## TO BE DONE
Filter out everything except lines holding "name".

## RECORD LIST
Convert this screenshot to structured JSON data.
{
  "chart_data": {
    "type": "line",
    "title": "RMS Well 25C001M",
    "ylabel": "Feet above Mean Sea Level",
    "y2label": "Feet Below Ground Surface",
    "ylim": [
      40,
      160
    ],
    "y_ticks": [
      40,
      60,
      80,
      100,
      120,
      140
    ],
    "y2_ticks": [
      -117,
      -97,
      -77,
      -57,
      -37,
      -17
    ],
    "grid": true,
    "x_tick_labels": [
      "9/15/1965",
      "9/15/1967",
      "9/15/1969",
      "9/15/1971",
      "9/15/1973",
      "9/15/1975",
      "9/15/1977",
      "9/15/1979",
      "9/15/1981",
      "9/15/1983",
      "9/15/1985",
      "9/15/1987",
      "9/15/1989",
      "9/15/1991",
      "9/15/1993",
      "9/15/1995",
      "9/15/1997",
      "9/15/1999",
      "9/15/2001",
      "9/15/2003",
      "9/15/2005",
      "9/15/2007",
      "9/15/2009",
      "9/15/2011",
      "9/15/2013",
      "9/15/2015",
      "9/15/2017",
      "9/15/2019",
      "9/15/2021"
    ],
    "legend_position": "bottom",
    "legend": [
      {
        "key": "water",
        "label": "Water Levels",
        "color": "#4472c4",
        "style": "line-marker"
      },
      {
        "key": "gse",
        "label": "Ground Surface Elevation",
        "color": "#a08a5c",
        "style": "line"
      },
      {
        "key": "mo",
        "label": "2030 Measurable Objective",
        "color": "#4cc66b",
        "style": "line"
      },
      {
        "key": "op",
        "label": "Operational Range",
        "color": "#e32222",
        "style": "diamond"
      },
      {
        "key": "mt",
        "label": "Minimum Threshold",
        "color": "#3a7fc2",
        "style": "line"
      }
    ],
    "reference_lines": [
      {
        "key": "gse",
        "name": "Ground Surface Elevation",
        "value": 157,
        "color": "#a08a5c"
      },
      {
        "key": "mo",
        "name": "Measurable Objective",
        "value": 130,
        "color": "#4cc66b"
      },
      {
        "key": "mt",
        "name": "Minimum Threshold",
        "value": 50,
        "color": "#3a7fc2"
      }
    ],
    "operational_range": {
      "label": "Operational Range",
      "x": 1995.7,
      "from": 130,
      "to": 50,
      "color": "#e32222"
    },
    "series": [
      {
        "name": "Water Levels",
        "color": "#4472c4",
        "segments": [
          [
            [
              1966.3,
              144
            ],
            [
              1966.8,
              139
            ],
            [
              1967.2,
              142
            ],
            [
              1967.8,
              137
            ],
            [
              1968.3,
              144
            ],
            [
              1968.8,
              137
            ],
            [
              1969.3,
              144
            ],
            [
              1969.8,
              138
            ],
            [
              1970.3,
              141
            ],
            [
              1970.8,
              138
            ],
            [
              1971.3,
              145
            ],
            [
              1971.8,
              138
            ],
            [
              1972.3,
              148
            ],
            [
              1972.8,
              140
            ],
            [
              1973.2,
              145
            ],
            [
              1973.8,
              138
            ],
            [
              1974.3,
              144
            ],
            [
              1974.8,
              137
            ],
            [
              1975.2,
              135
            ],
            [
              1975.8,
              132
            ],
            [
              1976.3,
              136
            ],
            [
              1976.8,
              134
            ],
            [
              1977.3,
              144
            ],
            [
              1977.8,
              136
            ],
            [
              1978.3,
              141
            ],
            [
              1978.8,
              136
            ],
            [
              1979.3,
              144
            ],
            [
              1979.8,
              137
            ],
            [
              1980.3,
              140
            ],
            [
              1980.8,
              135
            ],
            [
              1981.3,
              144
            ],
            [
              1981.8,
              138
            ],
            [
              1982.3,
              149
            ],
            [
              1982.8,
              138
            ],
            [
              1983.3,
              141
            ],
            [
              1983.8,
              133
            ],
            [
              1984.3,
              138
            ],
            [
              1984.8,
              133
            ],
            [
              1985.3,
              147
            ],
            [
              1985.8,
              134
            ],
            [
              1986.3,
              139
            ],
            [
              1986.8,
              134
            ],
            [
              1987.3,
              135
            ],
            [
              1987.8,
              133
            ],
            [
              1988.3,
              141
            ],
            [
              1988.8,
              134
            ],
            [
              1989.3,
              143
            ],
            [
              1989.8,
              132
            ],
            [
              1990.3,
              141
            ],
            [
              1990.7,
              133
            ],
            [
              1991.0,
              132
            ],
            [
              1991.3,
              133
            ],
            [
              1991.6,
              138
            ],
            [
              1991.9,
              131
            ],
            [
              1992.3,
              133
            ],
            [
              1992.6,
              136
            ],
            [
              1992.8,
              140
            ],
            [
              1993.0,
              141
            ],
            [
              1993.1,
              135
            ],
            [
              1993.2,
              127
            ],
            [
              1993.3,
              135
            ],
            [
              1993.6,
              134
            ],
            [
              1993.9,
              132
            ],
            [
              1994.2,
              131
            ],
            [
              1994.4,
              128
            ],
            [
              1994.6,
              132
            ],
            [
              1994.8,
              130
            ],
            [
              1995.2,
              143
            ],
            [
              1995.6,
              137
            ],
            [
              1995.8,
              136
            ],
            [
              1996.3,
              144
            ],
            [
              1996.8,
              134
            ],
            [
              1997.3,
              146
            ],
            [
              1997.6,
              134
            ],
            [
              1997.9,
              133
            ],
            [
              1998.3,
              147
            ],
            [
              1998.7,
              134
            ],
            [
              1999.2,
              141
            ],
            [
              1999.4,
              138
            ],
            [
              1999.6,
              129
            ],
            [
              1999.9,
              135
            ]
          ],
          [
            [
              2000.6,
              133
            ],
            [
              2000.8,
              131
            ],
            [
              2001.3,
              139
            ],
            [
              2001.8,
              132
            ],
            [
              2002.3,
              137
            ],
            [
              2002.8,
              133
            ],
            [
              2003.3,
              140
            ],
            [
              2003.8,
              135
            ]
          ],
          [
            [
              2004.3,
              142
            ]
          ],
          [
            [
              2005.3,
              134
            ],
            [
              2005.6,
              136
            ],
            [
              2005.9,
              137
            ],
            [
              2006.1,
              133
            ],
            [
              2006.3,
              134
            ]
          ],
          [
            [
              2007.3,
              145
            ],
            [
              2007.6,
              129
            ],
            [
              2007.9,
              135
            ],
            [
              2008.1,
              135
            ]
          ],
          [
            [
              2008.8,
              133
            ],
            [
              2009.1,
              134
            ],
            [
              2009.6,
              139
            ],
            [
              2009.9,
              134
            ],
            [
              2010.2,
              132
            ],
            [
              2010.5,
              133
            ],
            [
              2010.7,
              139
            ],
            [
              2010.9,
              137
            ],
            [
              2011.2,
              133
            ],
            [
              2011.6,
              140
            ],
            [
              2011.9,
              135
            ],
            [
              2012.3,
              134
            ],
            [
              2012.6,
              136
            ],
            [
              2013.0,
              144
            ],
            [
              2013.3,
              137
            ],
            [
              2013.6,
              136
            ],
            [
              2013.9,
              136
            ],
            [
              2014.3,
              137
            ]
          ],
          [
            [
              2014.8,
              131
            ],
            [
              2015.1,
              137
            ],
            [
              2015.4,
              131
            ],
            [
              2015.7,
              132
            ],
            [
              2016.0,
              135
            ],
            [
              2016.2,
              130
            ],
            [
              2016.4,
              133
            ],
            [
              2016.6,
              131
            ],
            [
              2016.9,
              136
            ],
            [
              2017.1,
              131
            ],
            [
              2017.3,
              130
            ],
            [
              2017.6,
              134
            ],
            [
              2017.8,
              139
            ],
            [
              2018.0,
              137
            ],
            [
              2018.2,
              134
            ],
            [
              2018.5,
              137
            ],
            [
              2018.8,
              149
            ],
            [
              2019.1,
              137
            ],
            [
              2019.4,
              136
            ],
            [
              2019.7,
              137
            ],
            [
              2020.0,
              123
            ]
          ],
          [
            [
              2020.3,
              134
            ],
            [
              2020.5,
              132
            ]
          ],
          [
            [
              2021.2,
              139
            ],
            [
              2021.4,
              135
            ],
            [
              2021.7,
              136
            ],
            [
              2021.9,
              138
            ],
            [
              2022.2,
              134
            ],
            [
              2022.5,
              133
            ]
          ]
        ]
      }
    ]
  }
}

## RESULT OF THE EXERCISE
        "name": "Ground Surface Elevation",
        "name": "Measurable Objective",
        "name": "Minimum Threshold",
        "name": "Water Levels",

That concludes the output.